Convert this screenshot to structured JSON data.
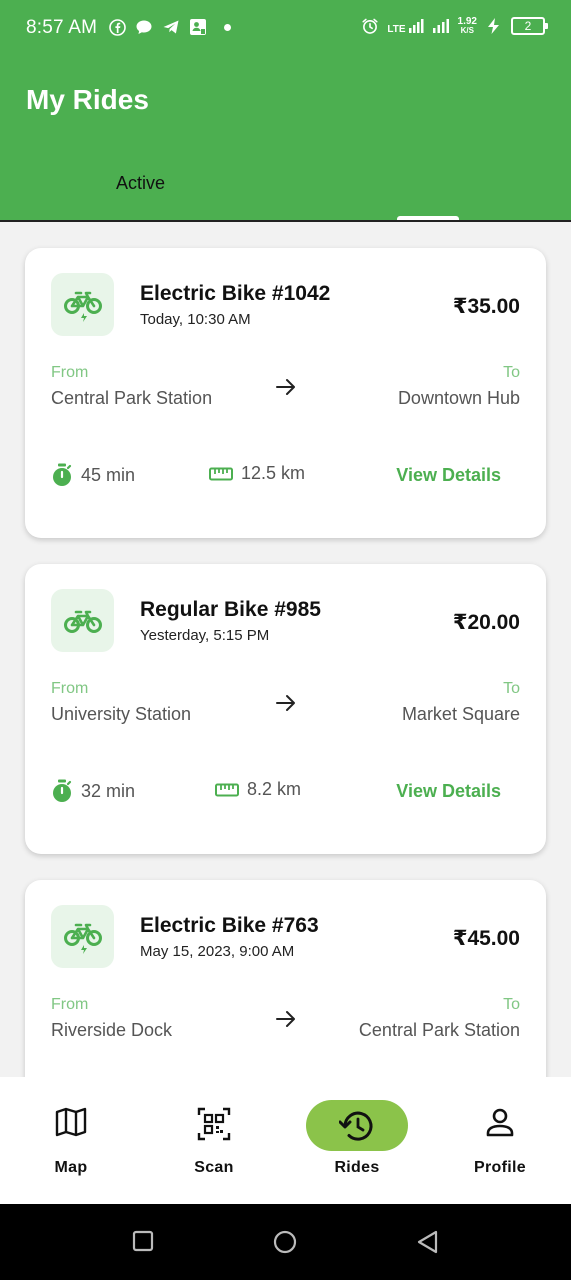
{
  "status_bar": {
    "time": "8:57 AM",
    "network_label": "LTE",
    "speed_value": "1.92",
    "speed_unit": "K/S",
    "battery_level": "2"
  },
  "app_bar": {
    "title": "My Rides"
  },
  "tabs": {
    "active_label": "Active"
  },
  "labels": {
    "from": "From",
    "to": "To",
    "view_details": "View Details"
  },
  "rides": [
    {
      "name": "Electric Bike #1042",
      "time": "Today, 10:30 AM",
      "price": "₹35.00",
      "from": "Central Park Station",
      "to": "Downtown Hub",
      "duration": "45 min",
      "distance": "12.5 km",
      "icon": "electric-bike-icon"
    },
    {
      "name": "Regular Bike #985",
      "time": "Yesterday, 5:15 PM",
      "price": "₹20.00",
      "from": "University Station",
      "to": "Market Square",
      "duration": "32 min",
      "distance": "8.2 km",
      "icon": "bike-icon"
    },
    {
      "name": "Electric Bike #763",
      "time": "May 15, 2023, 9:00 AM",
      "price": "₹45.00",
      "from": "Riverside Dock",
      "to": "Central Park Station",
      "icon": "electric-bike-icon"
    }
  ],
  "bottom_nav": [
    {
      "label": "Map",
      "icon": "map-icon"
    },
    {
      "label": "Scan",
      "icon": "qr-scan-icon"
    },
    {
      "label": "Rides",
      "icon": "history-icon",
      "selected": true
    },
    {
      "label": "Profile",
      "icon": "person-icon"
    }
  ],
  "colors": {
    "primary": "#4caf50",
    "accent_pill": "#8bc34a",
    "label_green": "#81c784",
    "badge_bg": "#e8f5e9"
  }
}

** Task objective **
Copy the records above exactly, omitting every picture.

** Exercise solution **
Convert this screenshot to structured JSON data.
{
  "status_bar": {
    "time": "8:57 AM",
    "network_label": "LTE",
    "speed_value": "1.92",
    "speed_unit": "K/S",
    "battery_level": "2"
  },
  "app_bar": {
    "title": "My Rides"
  },
  "tabs": {
    "active_label": "Active"
  },
  "labels": {
    "from": "From",
    "to": "To",
    "view_details": "View Details"
  },
  "rides": [
    {
      "name": "Electric Bike #1042",
      "time": "Today, 10:30 AM",
      "price": "₹35.00",
      "from": "Central Park Station",
      "to": "Downtown Hub",
      "duration": "45 min",
      "distance": "12.5 km",
      "icon": "electric-bike-icon"
    },
    {
      "name": "Regular Bike #985",
      "time": "Yesterday, 5:15 PM",
      "price": "₹20.00",
      "from": "University Station",
      "to": "Market Square",
      "duration": "32 min",
      "distance": "8.2 km",
      "icon": "bike-icon"
    },
    {
      "name": "Electric Bike #763",
      "time": "May 15, 2023, 9:00 AM",
      "price": "₹45.00",
      "from": "Riverside Dock",
      "to": "Central Park Station",
      "icon": "electric-bike-icon"
    }
  ],
  "bottom_nav": [
    {
      "label": "Map",
      "icon": "map-icon"
    },
    {
      "label": "Scan",
      "icon": "qr-scan-icon"
    },
    {
      "label": "Rides",
      "icon": "history-icon",
      "selected": true
    },
    {
      "label": "Profile",
      "icon": "person-icon"
    }
  ],
  "colors": {
    "primary": "#4caf50",
    "accent_pill": "#8bc34a",
    "label_green": "#81c784",
    "badge_bg": "#e8f5e9"
  }
}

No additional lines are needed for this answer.